» **STATED TASK**: Copy out all the entries exactly.

» **MATERIAL FOR THIS TASK**:
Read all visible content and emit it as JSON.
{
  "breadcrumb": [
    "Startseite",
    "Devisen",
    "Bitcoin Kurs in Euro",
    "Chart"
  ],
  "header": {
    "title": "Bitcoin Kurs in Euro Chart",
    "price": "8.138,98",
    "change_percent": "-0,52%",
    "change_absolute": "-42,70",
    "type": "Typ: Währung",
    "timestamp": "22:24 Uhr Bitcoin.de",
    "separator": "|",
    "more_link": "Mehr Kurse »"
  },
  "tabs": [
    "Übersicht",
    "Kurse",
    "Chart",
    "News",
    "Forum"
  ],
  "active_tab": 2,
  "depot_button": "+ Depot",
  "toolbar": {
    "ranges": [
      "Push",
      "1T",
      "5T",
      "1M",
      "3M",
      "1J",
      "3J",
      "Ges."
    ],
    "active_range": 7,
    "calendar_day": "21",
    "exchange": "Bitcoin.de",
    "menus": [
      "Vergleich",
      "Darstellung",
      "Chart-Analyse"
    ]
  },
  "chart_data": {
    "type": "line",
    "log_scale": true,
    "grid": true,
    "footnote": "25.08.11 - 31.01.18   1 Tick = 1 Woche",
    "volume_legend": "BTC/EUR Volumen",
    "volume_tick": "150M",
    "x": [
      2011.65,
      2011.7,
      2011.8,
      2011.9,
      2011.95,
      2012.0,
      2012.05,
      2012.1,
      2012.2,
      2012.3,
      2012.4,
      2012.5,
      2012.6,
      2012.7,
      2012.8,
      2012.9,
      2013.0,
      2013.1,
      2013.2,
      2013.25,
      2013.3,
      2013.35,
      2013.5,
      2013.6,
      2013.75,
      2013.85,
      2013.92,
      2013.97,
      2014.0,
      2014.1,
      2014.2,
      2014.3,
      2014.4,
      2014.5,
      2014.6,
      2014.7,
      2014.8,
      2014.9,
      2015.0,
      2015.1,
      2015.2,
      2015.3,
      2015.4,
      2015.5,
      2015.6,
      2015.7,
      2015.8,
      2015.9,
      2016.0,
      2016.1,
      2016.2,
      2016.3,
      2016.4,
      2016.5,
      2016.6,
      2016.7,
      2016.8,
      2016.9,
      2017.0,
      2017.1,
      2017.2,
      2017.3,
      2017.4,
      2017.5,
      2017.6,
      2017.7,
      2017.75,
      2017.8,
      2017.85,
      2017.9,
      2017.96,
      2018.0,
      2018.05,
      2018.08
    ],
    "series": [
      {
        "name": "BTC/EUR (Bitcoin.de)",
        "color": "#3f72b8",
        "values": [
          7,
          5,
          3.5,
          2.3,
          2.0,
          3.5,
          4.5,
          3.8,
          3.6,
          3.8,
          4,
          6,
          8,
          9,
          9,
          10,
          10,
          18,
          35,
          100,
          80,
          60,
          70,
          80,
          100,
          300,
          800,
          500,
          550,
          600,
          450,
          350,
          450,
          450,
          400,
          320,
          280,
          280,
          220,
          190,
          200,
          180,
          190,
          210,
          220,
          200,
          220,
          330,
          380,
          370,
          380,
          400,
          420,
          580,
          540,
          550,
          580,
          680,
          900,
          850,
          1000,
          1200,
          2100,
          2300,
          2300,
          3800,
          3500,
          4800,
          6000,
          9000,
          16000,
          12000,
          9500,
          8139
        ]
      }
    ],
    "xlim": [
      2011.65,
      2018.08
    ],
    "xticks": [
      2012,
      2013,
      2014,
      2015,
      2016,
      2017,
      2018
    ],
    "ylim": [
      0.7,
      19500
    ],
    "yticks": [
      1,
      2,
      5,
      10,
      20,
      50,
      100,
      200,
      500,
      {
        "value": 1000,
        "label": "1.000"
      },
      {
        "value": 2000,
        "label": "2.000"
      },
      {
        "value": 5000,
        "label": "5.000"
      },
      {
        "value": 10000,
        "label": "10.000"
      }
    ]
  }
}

» **PROBLEM SOLUTION**:
Read all visible content and emit it as JSON.
{
  "breadcrumb": [
    "Startseite",
    "Devisen",
    "Bitcoin Kurs in Euro",
    "Chart"
  ],
  "header": {
    "title": "Bitcoin Kurs in Euro Chart",
    "price": "8.138,98",
    "change_percent": "-0,52%",
    "change_absolute": "-42,70",
    "type": "Typ: Währung",
    "timestamp": "22:24 Uhr Bitcoin.de",
    "separator": "|",
    "more_link": "Mehr Kurse »"
  },
  "tabs": [
    "Übersicht",
    "Kurse",
    "Chart",
    "News",
    "Forum"
  ],
  "active_tab": 2,
  "depot_button": "+ Depot",
  "toolbar": {
    "ranges": [
      "Push",
      "1T",
      "5T",
      "1M",
      "3M",
      "1J",
      "3J",
      "Ges."
    ],
    "active_range": 7,
    "calendar_day": "21",
    "exchange": "Bitcoin.de",
    "menus": [
      "Vergleich",
      "Darstellung",
      "Chart-Analyse"
    ]
  },
  "chart_data": {
    "type": "line",
    "log_scale": true,
    "grid": true,
    "footnote": "25.08.11 - 31.01.18   1 Tick = 1 Woche",
    "volume_legend": "BTC/EUR Volumen",
    "volume_tick": "150M",
    "x": [
      2011.65,
      2011.7,
      2011.8,
      2011.9,
      2011.95,
      2012.0,
      2012.05,
      2012.1,
      2012.2,
      2012.3,
      2012.4,
      2012.5,
      2012.6,
      2012.7,
      2012.8,
      2012.9,
      2013.0,
      2013.1,
      2013.2,
      2013.25,
      2013.3,
      2013.35,
      2013.5,
      2013.6,
      2013.75,
      2013.85,
      2013.92,
      2013.97,
      2014.0,
      2014.1,
      2014.2,
      2014.3,
      2014.4,
      2014.5,
      2014.6,
      2014.7,
      2014.8,
      2014.9,
      2015.0,
      2015.1,
      2015.2,
      2015.3,
      2015.4,
      2015.5,
      2015.6,
      2015.7,
      2015.8,
      2015.9,
      2016.0,
      2016.1,
      2016.2,
      2016.3,
      2016.4,
      2016.5,
      2016.6,
      2016.7,
      2016.8,
      2016.9,
      2017.0,
      2017.1,
      2017.2,
      2017.3,
      2017.4,
      2017.5,
      2017.6,
      2017.7,
      2017.75,
      2017.8,
      2017.85,
      2017.9,
      2017.96,
      2018.0,
      2018.05,
      2018.08
    ],
    "series": [
      {
        "name": "BTC/EUR (Bitcoin.de)",
        "color": "#3f72b8",
        "values": [
          7,
          5,
          3.5,
          2.3,
          2.0,
          3.5,
          4.5,
          3.8,
          3.6,
          3.8,
          4,
          6,
          8,
          9,
          9,
          10,
          10,
          18,
          35,
          100,
          80,
          60,
          70,
          80,
          100,
          300,
          800,
          500,
          550,
          600,
          450,
          350,
          450,
          450,
          400,
          320,
          280,
          280,
          220,
          190,
          200,
          180,
          190,
          210,
          220,
          200,
          220,
          330,
          380,
          370,
          380,
          400,
          420,
          580,
          540,
          550,
          580,
          680,
          900,
          850,
          1000,
          1200,
          2100,
          2300,
          2300,
          3800,
          3500,
          4800,
          6000,
          9000,
          16000,
          12000,
          9500,
          8139
        ]
      }
    ],
    "xlim": [
      2011.65,
      2018.08
    ],
    "xticks": [
      2012,
      2013,
      2014,
      2015,
      2016,
      2017,
      2018
    ],
    "ylim": [
      0.7,
      19500
    ],
    "yticks": [
      1,
      2,
      5,
      10,
      20,
      50,
      100,
      200,
      500,
      {
        "value": 1000,
        "label": "1.000"
      },
      {
        "value": 2000,
        "label": "2.000"
      },
      {
        "value": 5000,
        "label": "5.000"
      },
      {
        "value": 10000,
        "label": "10.000"
      }
    ]
  }
}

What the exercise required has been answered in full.